____ Records
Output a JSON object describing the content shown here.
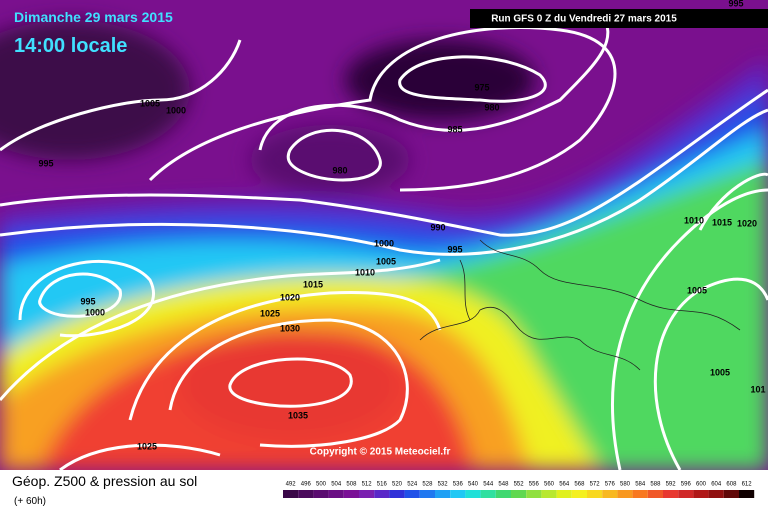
{
  "header": {
    "date": "Dimanche 29 mars 2015",
    "time": "14:00 locale",
    "run": "Run GFS 0 Z du Vendredi 27 mars 2015"
  },
  "copyright": "Copyright © 2015 Meteociel.fr",
  "legend": {
    "title": "Géop. Z500 & pression au sol",
    "lead": "(+ 60h)",
    "scale": [
      492,
      496,
      500,
      504,
      508,
      512,
      516,
      520,
      524,
      528,
      532,
      536,
      540,
      544,
      548,
      552,
      556,
      560,
      564,
      568,
      572,
      576,
      580,
      584,
      588,
      592,
      596,
      600,
      604,
      608,
      612
    ],
    "colors": [
      "#3a0848",
      "#4a0a5c",
      "#5a0c70",
      "#6a0e84",
      "#7a1096",
      "#7a20b0",
      "#5a28c8",
      "#3030d8",
      "#2050e8",
      "#2078f0",
      "#20a0f4",
      "#20c8f4",
      "#20e0d8",
      "#30e0a0",
      "#40d870",
      "#60d850",
      "#90e040",
      "#b8e830",
      "#e0f020",
      "#f4f020",
      "#f8d820",
      "#f8b820",
      "#f89820",
      "#f87820",
      "#f05828",
      "#e83830",
      "#d02828",
      "#b01818",
      "#901010",
      "#600808",
      "#100000"
    ]
  },
  "isobar_labels": [
    1005,
    1000,
    995,
    975,
    980,
    985,
    980,
    990,
    1000,
    995,
    1005,
    1010,
    1015,
    1020,
    1025,
    1030,
    995,
    1000,
    1035,
    1025,
    1010,
    1015,
    1020,
    1005,
    1005,
    101,
    995
  ]
}
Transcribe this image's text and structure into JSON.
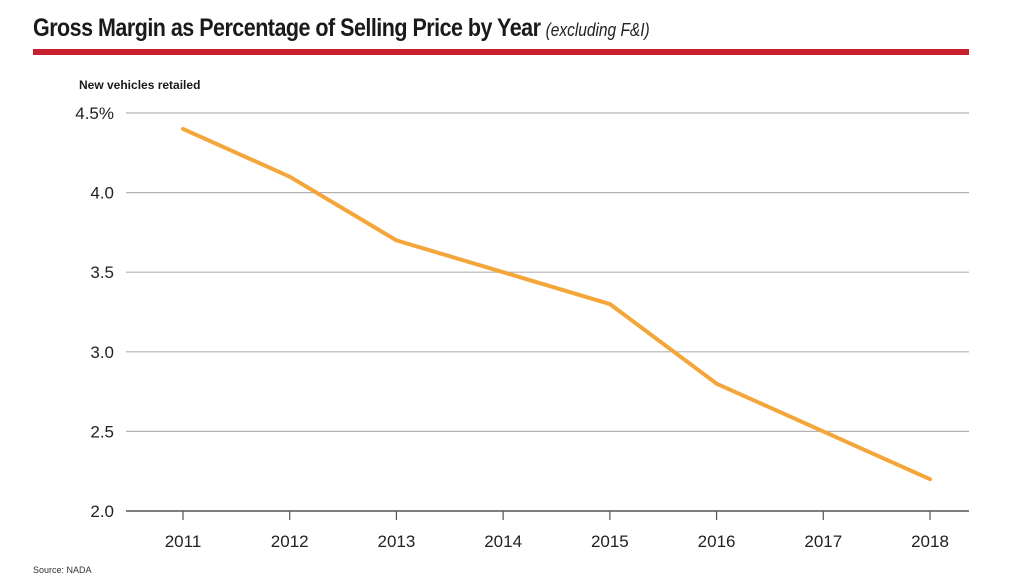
{
  "header": {
    "title": "Gross Margin as Percentage of Selling Price by Year",
    "subtitle": "(excluding F&I)"
  },
  "footer": {
    "source": "Source: NADA"
  },
  "colors": {
    "line": "#f5a63a",
    "rule": "#c8202f",
    "grid": "#b3b3b3",
    "axis": "#555555"
  },
  "chart_data": {
    "type": "line",
    "title": "Gross Margin as Percentage of Selling Price by Year",
    "subtitle": "(excluding F&I)",
    "ylabel": "New vehicles retailed",
    "xlabel": "",
    "categories": [
      "2011",
      "2012",
      "2013",
      "2014",
      "2015",
      "2016",
      "2017",
      "2018"
    ],
    "values": [
      4.4,
      4.1,
      3.7,
      3.5,
      3.3,
      2.8,
      2.5,
      2.2
    ],
    "ylim": [
      2.0,
      4.5
    ],
    "yticks": [
      4.5,
      4.0,
      3.5,
      3.0,
      2.5,
      2.0
    ],
    "ytick_labels": [
      "4.5%",
      "4.0",
      "3.5",
      "3.0",
      "2.5",
      "2.0"
    ],
    "grid": true,
    "legend": "none"
  }
}
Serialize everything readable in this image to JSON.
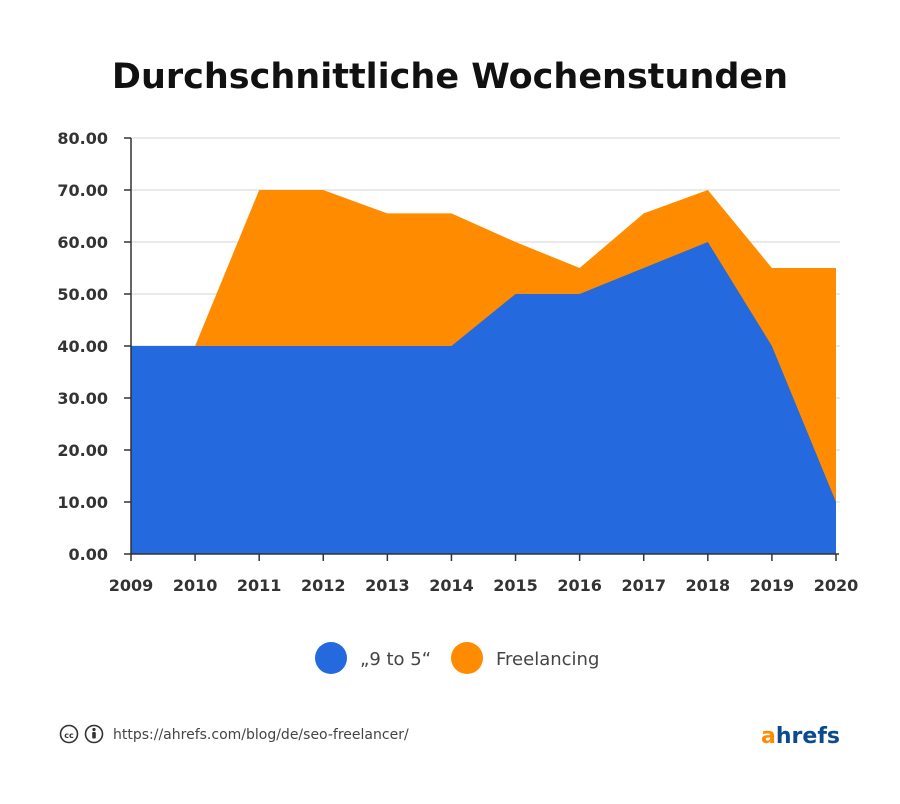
________
Exercise requirements: Repeat verbatim all the material, but not the pictures.

Completed task:
Output a JSON object describing the content shown here.
{
  "header": {
    "date": "Dimanche 29 mars 2015",
    "time": "14:00 locale",
    "run": "Run GFS 0 Z du Vendredi 27 mars 2015"
  },
  "copyright": "Copyright © 2015 Meteociel.fr",
  "legend": {
    "title": "Géop. Z500 & pression au sol",
    "lead": "(+ 60h)",
    "scale": [
      492,
      496,
      500,
      504,
      508,
      512,
      516,
      520,
      524,
      528,
      532,
      536,
      540,
      544,
      548,
      552,
      556,
      560,
      564,
      568,
      572,
      576,
      580,
      584,
      588,
      592,
      596,
      600,
      604,
      608,
      612
    ],
    "colors": [
      "#3a0848",
      "#4a0a5c",
      "#5a0c70",
      "#6a0e84",
      "#7a1096",
      "#7a20b0",
      "#5a28c8",
      "#3030d8",
      "#2050e8",
      "#2078f0",
      "#20a0f4",
      "#20c8f4",
      "#20e0d8",
      "#30e0a0",
      "#40d870",
      "#60d850",
      "#90e040",
      "#b8e830",
      "#e0f020",
      "#f4f020",
      "#f8d820",
      "#f8b820",
      "#f89820",
      "#f87820",
      "#f05828",
      "#e83830",
      "#d02828",
      "#b01818",
      "#901010",
      "#600808",
      "#100000"
    ]
  },
  "isobar_labels": [
    1005,
    1000,
    995,
    975,
    980,
    985,
    980,
    990,
    1000,
    995,
    1005,
    1010,
    1015,
    1020,
    1025,
    1030,
    995,
    1000,
    1035,
    1025,
    1010,
    1015,
    1020,
    1005,
    1005,
    101,
    995
  ]
}
Transcribe this image's text and structure into JSON.
{
  "header": {
    "title": "Gross Margin as Percentage of Selling Price by Year",
    "subtitle": "(excluding F&I)"
  },
  "footer": {
    "source": "Source: NADA"
  },
  "colors": {
    "line": "#f5a63a",
    "rule": "#c8202f",
    "grid": "#b3b3b3",
    "axis": "#555555"
  },
  "chart_data": {
    "type": "line",
    "title": "Gross Margin as Percentage of Selling Price by Year",
    "subtitle": "(excluding F&I)",
    "ylabel": "New vehicles retailed",
    "xlabel": "",
    "categories": [
      "2011",
      "2012",
      "2013",
      "2014",
      "2015",
      "2016",
      "2017",
      "2018"
    ],
    "values": [
      4.4,
      4.1,
      3.7,
      3.5,
      3.3,
      2.8,
      2.5,
      2.2
    ],
    "ylim": [
      2.0,
      4.5
    ],
    "yticks": [
      4.5,
      4.0,
      3.5,
      3.0,
      2.5,
      2.0
    ],
    "ytick_labels": [
      "4.5%",
      "4.0",
      "3.5",
      "3.0",
      "2.5",
      "2.0"
    ],
    "grid": true,
    "legend": "none"
  }
}
Serialize everything readable in this image to JSON.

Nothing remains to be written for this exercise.